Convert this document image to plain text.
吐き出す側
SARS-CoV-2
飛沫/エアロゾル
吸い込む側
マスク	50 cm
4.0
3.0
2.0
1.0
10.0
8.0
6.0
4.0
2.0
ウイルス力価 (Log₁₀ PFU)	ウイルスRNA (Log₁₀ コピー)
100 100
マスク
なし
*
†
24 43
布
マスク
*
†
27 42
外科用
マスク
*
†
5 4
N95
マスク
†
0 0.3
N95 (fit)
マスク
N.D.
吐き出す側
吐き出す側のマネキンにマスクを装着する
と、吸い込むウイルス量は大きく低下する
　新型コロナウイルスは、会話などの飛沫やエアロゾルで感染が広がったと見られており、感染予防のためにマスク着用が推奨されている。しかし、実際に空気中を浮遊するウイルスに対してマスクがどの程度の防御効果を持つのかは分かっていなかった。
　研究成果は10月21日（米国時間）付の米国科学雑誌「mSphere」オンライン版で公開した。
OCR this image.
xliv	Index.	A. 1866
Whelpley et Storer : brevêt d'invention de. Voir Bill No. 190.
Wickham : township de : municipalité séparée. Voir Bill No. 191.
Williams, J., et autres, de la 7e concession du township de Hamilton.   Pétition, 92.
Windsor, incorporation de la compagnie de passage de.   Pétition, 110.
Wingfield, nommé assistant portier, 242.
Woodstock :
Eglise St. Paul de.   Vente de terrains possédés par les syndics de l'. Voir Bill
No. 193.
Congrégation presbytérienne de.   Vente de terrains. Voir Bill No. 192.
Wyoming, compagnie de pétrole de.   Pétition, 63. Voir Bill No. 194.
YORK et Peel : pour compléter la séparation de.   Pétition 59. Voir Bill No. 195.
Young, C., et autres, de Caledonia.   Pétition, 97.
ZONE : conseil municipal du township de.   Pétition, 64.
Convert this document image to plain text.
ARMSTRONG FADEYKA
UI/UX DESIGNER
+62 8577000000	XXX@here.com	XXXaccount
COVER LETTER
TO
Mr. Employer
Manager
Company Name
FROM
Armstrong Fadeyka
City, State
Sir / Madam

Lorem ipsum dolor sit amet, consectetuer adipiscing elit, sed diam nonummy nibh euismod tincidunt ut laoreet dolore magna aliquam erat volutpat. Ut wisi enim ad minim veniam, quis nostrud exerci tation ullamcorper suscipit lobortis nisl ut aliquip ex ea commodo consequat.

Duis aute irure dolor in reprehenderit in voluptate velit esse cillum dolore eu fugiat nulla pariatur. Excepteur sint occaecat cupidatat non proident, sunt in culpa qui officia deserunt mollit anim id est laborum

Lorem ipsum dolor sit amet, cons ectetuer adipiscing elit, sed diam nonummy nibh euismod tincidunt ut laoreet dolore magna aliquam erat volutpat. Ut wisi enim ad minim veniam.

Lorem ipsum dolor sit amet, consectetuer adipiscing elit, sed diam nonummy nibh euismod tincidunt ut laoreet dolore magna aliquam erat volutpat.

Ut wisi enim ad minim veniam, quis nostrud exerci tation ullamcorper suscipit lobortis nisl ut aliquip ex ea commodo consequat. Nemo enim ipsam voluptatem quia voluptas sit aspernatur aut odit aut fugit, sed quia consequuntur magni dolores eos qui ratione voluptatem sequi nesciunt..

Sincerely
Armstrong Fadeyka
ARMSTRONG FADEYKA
====
> **GIVEN REQUEST**: All of the data needs to be printed once more, exactly.

> **RESPONSE**:
Convert this document image to plain text.
吐き出す側
SARS-CoV-2
飛沫/エアロゾル
吸い込む側
マスク	50 cm
4.0
3.0
2.0
1.0
10.0
8.0
6.0
4.0
2.0
ウイルス力価 (Log₁₀ PFU)	ウイルスRNA (Log₁₀ コピー)
100 100
マスク
なし
*
†
24 43
布
マスク
*
†
27 42
外科用
マスク
*
†
5 4
N95
マスク
†
0 0.3
N95 (fit)
マスク
N.D.
吐き出す側
吐き出す側のマネキンにマスクを装着する
と、吸い込むウイルス量は大きく低下する
　新型コロナウイルスは、会話などの飛沫やエアロゾルで感染が広がったと見られており、感染予防のためにマスク着用が推奨されている。しかし、実際に空気中を浮遊するウイルスに対してマスクがどの程度の防御効果を持つのかは分かっていなかった。
　研究成果は10月21日（米国時間）付の米国科学雑誌「mSphere」オンライン版で公開した。
OCR this image.
xliv	Index.	A. 1866
Whelpley et Storer : brevêt d'invention de. Voir Bill No. 190.
Wickham : township de : municipalité séparée. Voir Bill No. 191.
Williams, J., et autres, de la 7e concession du township de Hamilton.   Pétition, 92.
Windsor, incorporation de la compagnie de passage de.   Pétition, 110.
Wingfield, nommé assistant portier, 242.
Woodstock :
Eglise St. Paul de.   Vente de terrains possédés par les syndics de l'. Voir Bill
No. 193.
Congrégation presbytérienne de.   Vente de terrains. Voir Bill No. 192.
Wyoming, compagnie de pétrole de.   Pétition, 63. Voir Bill No. 194.
YORK et Peel : pour compléter la séparation de.   Pétition 59. Voir Bill No. 195.
Young, C., et autres, de Caledonia.   Pétition, 97.
ZONE : conseil municipal du township de.   Pétition, 64.
Convert this document image to plain text.
ARMSTRONG FADEYKA
UI/UX DESIGNER
+62 8577000000	XXX@here.com	XXXaccount
COVER LETTER
TO
Mr. Employer
Manager
Company Name
FROM
Armstrong Fadeyka
City, State
Sir / Madam

Lorem ipsum dolor sit amet, consectetuer adipiscing elit, sed diam nonummy nibh euismod tincidunt ut laoreet dolore magna aliquam erat volutpat. Ut wisi enim ad minim veniam, quis nostrud exerci tation ullamcorper suscipit lobortis nisl ut aliquip ex ea commodo consequat.

Duis aute irure dolor in reprehenderit in voluptate velit esse cillum dolore eu fugiat nulla pariatur. Excepteur sint occaecat cupidatat non proident, sunt in culpa qui officia deserunt mollit anim id est laborum

Lorem ipsum dolor sit amet, cons ectetuer adipiscing elit, sed diam nonummy nibh euismod tincidunt ut laoreet dolore magna aliquam erat volutpat. Ut wisi enim ad minim veniam.

Lorem ipsum dolor sit amet, consectetuer adipiscing elit, sed diam nonummy nibh euismod tincidunt ut laoreet dolore magna aliquam erat volutpat.

Ut wisi enim ad minim veniam, quis nostrud exerci tation ullamcorper suscipit lobortis nisl ut aliquip ex ea commodo consequat. Nemo enim ipsam voluptatem quia voluptas sit aspernatur aut odit aut fugit, sed quia consequuntur magni dolores eos qui ratione voluptatem sequi nesciunt..

Sincerely
Armstrong Fadeyka
ARMSTRONG FADEYKA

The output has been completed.